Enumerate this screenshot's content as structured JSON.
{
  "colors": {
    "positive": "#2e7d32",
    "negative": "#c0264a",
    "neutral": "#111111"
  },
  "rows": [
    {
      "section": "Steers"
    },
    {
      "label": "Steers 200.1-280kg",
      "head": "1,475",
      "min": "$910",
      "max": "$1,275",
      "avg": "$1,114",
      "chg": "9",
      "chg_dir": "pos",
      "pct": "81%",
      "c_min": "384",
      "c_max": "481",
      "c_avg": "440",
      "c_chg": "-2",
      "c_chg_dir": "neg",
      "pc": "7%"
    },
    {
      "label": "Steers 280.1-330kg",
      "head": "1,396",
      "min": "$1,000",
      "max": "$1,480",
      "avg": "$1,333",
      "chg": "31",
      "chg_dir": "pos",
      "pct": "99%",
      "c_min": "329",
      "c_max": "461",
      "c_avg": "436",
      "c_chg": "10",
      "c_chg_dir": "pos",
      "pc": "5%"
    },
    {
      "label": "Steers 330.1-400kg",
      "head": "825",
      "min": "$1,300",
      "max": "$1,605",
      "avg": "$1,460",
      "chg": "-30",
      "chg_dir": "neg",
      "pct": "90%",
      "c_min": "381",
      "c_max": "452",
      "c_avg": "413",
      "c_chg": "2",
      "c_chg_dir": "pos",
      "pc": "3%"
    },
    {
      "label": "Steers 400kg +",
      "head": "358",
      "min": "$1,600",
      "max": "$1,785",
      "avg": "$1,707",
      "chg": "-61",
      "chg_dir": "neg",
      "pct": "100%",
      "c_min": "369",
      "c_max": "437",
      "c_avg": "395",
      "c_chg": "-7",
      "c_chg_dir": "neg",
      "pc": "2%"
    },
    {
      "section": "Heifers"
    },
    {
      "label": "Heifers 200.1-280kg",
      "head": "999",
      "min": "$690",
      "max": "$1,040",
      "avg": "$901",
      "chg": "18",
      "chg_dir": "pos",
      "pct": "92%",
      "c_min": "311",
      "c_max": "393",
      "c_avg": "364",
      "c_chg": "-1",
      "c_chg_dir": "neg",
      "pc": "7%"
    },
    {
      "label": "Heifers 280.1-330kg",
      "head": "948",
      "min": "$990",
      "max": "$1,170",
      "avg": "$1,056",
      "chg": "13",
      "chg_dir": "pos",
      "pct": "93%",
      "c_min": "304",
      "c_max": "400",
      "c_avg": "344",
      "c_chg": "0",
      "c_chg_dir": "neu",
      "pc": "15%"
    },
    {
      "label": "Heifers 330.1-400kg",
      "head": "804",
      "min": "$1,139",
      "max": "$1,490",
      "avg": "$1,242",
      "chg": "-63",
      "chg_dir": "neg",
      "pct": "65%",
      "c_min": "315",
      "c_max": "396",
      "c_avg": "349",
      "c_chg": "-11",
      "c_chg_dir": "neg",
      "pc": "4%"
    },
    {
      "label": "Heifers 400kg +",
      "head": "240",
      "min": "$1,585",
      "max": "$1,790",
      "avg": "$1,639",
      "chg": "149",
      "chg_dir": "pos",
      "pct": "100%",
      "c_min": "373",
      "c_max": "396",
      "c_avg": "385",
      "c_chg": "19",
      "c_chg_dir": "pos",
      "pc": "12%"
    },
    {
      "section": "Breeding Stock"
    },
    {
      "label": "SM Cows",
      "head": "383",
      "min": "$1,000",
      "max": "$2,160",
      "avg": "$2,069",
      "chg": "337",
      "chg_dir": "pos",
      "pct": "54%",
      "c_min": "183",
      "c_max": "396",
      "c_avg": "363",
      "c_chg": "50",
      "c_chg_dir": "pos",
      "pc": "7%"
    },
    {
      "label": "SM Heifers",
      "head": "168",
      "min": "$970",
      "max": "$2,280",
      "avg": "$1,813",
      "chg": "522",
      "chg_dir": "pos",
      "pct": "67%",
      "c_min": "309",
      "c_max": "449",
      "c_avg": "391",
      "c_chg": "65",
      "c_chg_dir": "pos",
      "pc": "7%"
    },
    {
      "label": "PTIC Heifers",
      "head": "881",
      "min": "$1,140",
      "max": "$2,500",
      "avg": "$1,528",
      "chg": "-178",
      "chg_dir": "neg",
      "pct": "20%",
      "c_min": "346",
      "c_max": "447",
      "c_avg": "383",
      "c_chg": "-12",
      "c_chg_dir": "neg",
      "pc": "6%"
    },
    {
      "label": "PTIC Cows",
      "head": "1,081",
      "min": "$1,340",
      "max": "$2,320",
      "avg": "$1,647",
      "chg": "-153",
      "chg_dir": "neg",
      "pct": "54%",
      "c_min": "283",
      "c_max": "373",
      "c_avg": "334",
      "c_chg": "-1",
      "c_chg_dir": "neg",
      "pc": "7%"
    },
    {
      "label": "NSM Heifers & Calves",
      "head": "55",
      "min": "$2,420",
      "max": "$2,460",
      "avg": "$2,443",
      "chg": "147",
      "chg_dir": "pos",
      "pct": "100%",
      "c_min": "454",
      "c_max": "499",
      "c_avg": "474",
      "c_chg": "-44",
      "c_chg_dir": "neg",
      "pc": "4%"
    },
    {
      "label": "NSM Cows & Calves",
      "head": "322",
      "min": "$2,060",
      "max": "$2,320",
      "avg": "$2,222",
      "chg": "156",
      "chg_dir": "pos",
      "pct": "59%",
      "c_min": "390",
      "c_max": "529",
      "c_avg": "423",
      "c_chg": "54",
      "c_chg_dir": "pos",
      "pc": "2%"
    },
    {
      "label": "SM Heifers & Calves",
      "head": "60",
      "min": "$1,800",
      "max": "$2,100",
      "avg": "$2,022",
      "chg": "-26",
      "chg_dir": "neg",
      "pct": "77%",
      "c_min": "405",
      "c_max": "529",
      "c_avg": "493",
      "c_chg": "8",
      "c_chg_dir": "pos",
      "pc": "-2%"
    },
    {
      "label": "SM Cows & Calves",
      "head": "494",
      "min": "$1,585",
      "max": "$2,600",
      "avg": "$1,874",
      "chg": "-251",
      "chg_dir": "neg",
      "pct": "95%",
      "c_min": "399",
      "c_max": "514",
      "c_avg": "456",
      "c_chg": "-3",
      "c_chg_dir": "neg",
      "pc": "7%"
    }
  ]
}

**EXERCISE DESCRIPTION**
Transcribe each record exactly. Leave nothing out.

**WRITTEN SOLUTION**
Enumerate this screenshot's content as structured JSON.
{
  "colors": {
    "positive": "#2e7d32",
    "negative": "#c0264a",
    "neutral": "#111111"
  },
  "rows": [
    {
      "section": "Steers"
    },
    {
      "label": "Steers 200.1-280kg",
      "head": "1,475",
      "min": "$910",
      "max": "$1,275",
      "avg": "$1,114",
      "chg": "9",
      "chg_dir": "pos",
      "pct": "81%",
      "c_min": "384",
      "c_max": "481",
      "c_avg": "440",
      "c_chg": "-2",
      "c_chg_dir": "neg",
      "pc": "7%"
    },
    {
      "label": "Steers 280.1-330kg",
      "head": "1,396",
      "min": "$1,000",
      "max": "$1,480",
      "avg": "$1,333",
      "chg": "31",
      "chg_dir": "pos",
      "pct": "99%",
      "c_min": "329",
      "c_max": "461",
      "c_avg": "436",
      "c_chg": "10",
      "c_chg_dir": "pos",
      "pc": "5%"
    },
    {
      "label": "Steers 330.1-400kg",
      "head": "825",
      "min": "$1,300",
      "max": "$1,605",
      "avg": "$1,460",
      "chg": "-30",
      "chg_dir": "neg",
      "pct": "90%",
      "c_min": "381",
      "c_max": "452",
      "c_avg": "413",
      "c_chg": "2",
      "c_chg_dir": "pos",
      "pc": "3%"
    },
    {
      "label": "Steers 400kg +",
      "head": "358",
      "min": "$1,600",
      "max": "$1,785",
      "avg": "$1,707",
      "chg": "-61",
      "chg_dir": "neg",
      "pct": "100%",
      "c_min": "369",
      "c_max": "437",
      "c_avg": "395",
      "c_chg": "-7",
      "c_chg_dir": "neg",
      "pc": "2%"
    },
    {
      "section": "Heifers"
    },
    {
      "label": "Heifers 200.1-280kg",
      "head": "999",
      "min": "$690",
      "max": "$1,040",
      "avg": "$901",
      "chg": "18",
      "chg_dir": "pos",
      "pct": "92%",
      "c_min": "311",
      "c_max": "393",
      "c_avg": "364",
      "c_chg": "-1",
      "c_chg_dir": "neg",
      "pc": "7%"
    },
    {
      "label": "Heifers 280.1-330kg",
      "head": "948",
      "min": "$990",
      "max": "$1,170",
      "avg": "$1,056",
      "chg": "13",
      "chg_dir": "pos",
      "pct": "93%",
      "c_min": "304",
      "c_max": "400",
      "c_avg": "344",
      "c_chg": "0",
      "c_chg_dir": "neu",
      "pc": "15%"
    },
    {
      "label": "Heifers 330.1-400kg",
      "head": "804",
      "min": "$1,139",
      "max": "$1,490",
      "avg": "$1,242",
      "chg": "-63",
      "chg_dir": "neg",
      "pct": "65%",
      "c_min": "315",
      "c_max": "396",
      "c_avg": "349",
      "c_chg": "-11",
      "c_chg_dir": "neg",
      "pc": "4%"
    },
    {
      "label": "Heifers 400kg +",
      "head": "240",
      "min": "$1,585",
      "max": "$1,790",
      "avg": "$1,639",
      "chg": "149",
      "chg_dir": "pos",
      "pct": "100%",
      "c_min": "373",
      "c_max": "396",
      "c_avg": "385",
      "c_chg": "19",
      "c_chg_dir": "pos",
      "pc": "12%"
    },
    {
      "section": "Breeding Stock"
    },
    {
      "label": "SM Cows",
      "head": "383",
      "min": "$1,000",
      "max": "$2,160",
      "avg": "$2,069",
      "chg": "337",
      "chg_dir": "pos",
      "pct": "54%",
      "c_min": "183",
      "c_max": "396",
      "c_avg": "363",
      "c_chg": "50",
      "c_chg_dir": "pos",
      "pc": "7%"
    },
    {
      "label": "SM Heifers",
      "head": "168",
      "min": "$970",
      "max": "$2,280",
      "avg": "$1,813",
      "chg": "522",
      "chg_dir": "pos",
      "pct": "67%",
      "c_min": "309",
      "c_max": "449",
      "c_avg": "391",
      "c_chg": "65",
      "c_chg_dir": "pos",
      "pc": "7%"
    },
    {
      "label": "PTIC Heifers",
      "head": "881",
      "min": "$1,140",
      "max": "$2,500",
      "avg": "$1,528",
      "chg": "-178",
      "chg_dir": "neg",
      "pct": "20%",
      "c_min": "346",
      "c_max": "447",
      "c_avg": "383",
      "c_chg": "-12",
      "c_chg_dir": "neg",
      "pc": "6%"
    },
    {
      "label": "PTIC Cows",
      "head": "1,081",
      "min": "$1,340",
      "max": "$2,320",
      "avg": "$1,647",
      "chg": "-153",
      "chg_dir": "neg",
      "pct": "54%",
      "c_min": "283",
      "c_max": "373",
      "c_avg": "334",
      "c_chg": "-1",
      "c_chg_dir": "neg",
      "pc": "7%"
    },
    {
      "label": "NSM Heifers & Calves",
      "head": "55",
      "min": "$2,420",
      "max": "$2,460",
      "avg": "$2,443",
      "chg": "147",
      "chg_dir": "pos",
      "pct": "100%",
      "c_min": "454",
      "c_max": "499",
      "c_avg": "474",
      "c_chg": "-44",
      "c_chg_dir": "neg",
      "pc": "4%"
    },
    {
      "label": "NSM Cows & Calves",
      "head": "322",
      "min": "$2,060",
      "max": "$2,320",
      "avg": "$2,222",
      "chg": "156",
      "chg_dir": "pos",
      "pct": "59%",
      "c_min": "390",
      "c_max": "529",
      "c_avg": "423",
      "c_chg": "54",
      "c_chg_dir": "pos",
      "pc": "2%"
    },
    {
      "label": "SM Heifers & Calves",
      "head": "60",
      "min": "$1,800",
      "max": "$2,100",
      "avg": "$2,022",
      "chg": "-26",
      "chg_dir": "neg",
      "pct": "77%",
      "c_min": "405",
      "c_max": "529",
      "c_avg": "493",
      "c_chg": "8",
      "c_chg_dir": "pos",
      "pc": "-2%"
    },
    {
      "label": "SM Cows & Calves",
      "head": "494",
      "min": "$1,585",
      "max": "$2,600",
      "avg": "$1,874",
      "chg": "-251",
      "chg_dir": "neg",
      "pct": "95%",
      "c_min": "399",
      "c_max": "514",
      "c_avg": "456",
      "c_chg": "-3",
      "c_chg_dir": "neg",
      "pc": "7%"
    }
  ]
}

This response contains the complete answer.